◆ The request:
Reproduce all of the records exactly.

◆ Records for this task:
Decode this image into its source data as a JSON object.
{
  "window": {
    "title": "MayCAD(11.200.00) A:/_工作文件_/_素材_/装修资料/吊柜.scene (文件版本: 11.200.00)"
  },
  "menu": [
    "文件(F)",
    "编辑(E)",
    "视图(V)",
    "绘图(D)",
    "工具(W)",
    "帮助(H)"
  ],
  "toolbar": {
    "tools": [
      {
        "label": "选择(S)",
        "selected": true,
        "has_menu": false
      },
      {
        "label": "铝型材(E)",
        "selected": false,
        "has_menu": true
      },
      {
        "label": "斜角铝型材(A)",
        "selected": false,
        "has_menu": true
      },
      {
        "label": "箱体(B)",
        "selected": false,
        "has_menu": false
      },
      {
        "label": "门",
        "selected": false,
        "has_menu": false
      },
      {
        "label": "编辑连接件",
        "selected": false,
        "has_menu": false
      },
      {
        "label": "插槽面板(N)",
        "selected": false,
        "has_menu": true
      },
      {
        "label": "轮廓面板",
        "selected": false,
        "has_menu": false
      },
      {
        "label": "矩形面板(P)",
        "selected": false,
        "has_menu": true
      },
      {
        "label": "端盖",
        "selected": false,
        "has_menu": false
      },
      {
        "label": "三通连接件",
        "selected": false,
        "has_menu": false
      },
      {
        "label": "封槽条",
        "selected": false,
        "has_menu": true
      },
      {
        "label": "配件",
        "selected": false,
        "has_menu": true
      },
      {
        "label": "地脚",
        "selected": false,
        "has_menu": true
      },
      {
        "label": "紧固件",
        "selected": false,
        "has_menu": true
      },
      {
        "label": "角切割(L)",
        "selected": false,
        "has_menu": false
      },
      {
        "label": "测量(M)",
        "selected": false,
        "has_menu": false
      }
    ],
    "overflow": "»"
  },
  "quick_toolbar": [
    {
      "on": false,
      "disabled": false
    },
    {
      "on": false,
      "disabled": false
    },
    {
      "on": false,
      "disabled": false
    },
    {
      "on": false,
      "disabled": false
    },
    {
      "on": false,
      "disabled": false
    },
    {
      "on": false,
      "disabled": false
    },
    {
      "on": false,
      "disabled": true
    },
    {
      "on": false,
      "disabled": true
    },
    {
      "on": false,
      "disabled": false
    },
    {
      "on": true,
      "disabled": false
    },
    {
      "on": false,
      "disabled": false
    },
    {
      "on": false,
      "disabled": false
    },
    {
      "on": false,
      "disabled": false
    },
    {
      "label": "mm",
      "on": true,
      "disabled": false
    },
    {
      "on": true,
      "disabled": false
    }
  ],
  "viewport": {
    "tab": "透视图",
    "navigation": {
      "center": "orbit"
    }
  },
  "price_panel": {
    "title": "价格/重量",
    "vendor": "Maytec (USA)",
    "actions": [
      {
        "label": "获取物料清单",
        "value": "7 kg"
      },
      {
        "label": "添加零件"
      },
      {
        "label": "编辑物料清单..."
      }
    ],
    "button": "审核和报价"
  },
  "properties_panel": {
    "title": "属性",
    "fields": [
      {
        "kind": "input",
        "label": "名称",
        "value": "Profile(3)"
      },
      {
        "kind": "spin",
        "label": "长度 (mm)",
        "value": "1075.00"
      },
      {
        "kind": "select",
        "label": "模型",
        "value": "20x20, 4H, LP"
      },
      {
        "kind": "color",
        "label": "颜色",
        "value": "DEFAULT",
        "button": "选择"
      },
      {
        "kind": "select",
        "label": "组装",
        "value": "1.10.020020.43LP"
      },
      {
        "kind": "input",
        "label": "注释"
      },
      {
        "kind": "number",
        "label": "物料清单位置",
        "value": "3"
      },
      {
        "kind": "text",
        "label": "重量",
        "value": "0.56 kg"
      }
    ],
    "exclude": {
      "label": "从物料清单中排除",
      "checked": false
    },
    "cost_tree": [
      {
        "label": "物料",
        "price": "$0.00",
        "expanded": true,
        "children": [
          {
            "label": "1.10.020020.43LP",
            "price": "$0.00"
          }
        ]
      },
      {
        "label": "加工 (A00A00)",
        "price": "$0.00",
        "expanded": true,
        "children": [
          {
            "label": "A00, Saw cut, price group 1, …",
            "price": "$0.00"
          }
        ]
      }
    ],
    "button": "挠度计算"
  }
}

◆ Result for this task:
Decode this image into its source data as a JSON object.
{
  "window": {
    "title": "MayCAD(11.200.00) A:/_工作文件_/_素材_/装修资料/吊柜.scene (文件版本: 11.200.00)"
  },
  "menu": [
    "文件(F)",
    "编辑(E)",
    "视图(V)",
    "绘图(D)",
    "工具(W)",
    "帮助(H)"
  ],
  "toolbar": {
    "tools": [
      {
        "label": "选择(S)",
        "selected": true,
        "has_menu": false
      },
      {
        "label": "铝型材(E)",
        "selected": false,
        "has_menu": true
      },
      {
        "label": "斜角铝型材(A)",
        "selected": false,
        "has_menu": true
      },
      {
        "label": "箱体(B)",
        "selected": false,
        "has_menu": false
      },
      {
        "label": "门",
        "selected": false,
        "has_menu": false
      },
      {
        "label": "编辑连接件",
        "selected": false,
        "has_menu": false
      },
      {
        "label": "插槽面板(N)",
        "selected": false,
        "has_menu": true
      },
      {
        "label": "轮廓面板",
        "selected": false,
        "has_menu": false
      },
      {
        "label": "矩形面板(P)",
        "selected": false,
        "has_menu": true
      },
      {
        "label": "端盖",
        "selected": false,
        "has_menu": false
      },
      {
        "label": "三通连接件",
        "selected": false,
        "has_menu": false
      },
      {
        "label": "封槽条",
        "selected": false,
        "has_menu": true
      },
      {
        "label": "配件",
        "selected": false,
        "has_menu": true
      },
      {
        "label": "地脚",
        "selected": false,
        "has_menu": true
      },
      {
        "label": "紧固件",
        "selected": false,
        "has_menu": true
      },
      {
        "label": "角切割(L)",
        "selected": false,
        "has_menu": false
      },
      {
        "label": "测量(M)",
        "selected": false,
        "has_menu": false
      }
    ],
    "overflow": "»"
  },
  "quick_toolbar": [
    {
      "on": false,
      "disabled": false
    },
    {
      "on": false,
      "disabled": false
    },
    {
      "on": false,
      "disabled": false
    },
    {
      "on": false,
      "disabled": false
    },
    {
      "on": false,
      "disabled": false
    },
    {
      "on": false,
      "disabled": false
    },
    {
      "on": false,
      "disabled": true
    },
    {
      "on": false,
      "disabled": true
    },
    {
      "on": false,
      "disabled": false
    },
    {
      "on": true,
      "disabled": false
    },
    {
      "on": false,
      "disabled": false
    },
    {
      "on": false,
      "disabled": false
    },
    {
      "on": false,
      "disabled": false
    },
    {
      "label": "mm",
      "on": true,
      "disabled": false
    },
    {
      "on": true,
      "disabled": false
    }
  ],
  "viewport": {
    "tab": "透视图",
    "navigation": {
      "center": "orbit"
    }
  },
  "price_panel": {
    "title": "价格/重量",
    "vendor": "Maytec (USA)",
    "actions": [
      {
        "label": "获取物料清单",
        "value": "7 kg"
      },
      {
        "label": "添加零件"
      },
      {
        "label": "编辑物料清单..."
      }
    ],
    "button": "审核和报价"
  },
  "properties_panel": {
    "title": "属性",
    "fields": [
      {
        "kind": "input",
        "label": "名称",
        "value": "Profile(3)"
      },
      {
        "kind": "spin",
        "label": "长度 (mm)",
        "value": "1075.00"
      },
      {
        "kind": "select",
        "label": "模型",
        "value": "20x20, 4H, LP"
      },
      {
        "kind": "color",
        "label": "颜色",
        "value": "DEFAULT",
        "button": "选择"
      },
      {
        "kind": "select",
        "label": "组装",
        "value": "1.10.020020.43LP"
      },
      {
        "kind": "input",
        "label": "注释"
      },
      {
        "kind": "number",
        "label": "物料清单位置",
        "value": "3"
      },
      {
        "kind": "text",
        "label": "重量",
        "value": "0.56 kg"
      }
    ],
    "exclude": {
      "label": "从物料清单中排除",
      "checked": false
    },
    "cost_tree": [
      {
        "label": "物料",
        "price": "$0.00",
        "expanded": true,
        "children": [
          {
            "label": "1.10.020020.43LP",
            "price": "$0.00"
          }
        ]
      },
      {
        "label": "加工 (A00A00)",
        "price": "$0.00",
        "expanded": true,
        "children": [
          {
            "label": "A00, Saw cut, price group 1, …",
            "price": "$0.00"
          }
        ]
      }
    ],
    "button": "挠度计算"
  }
}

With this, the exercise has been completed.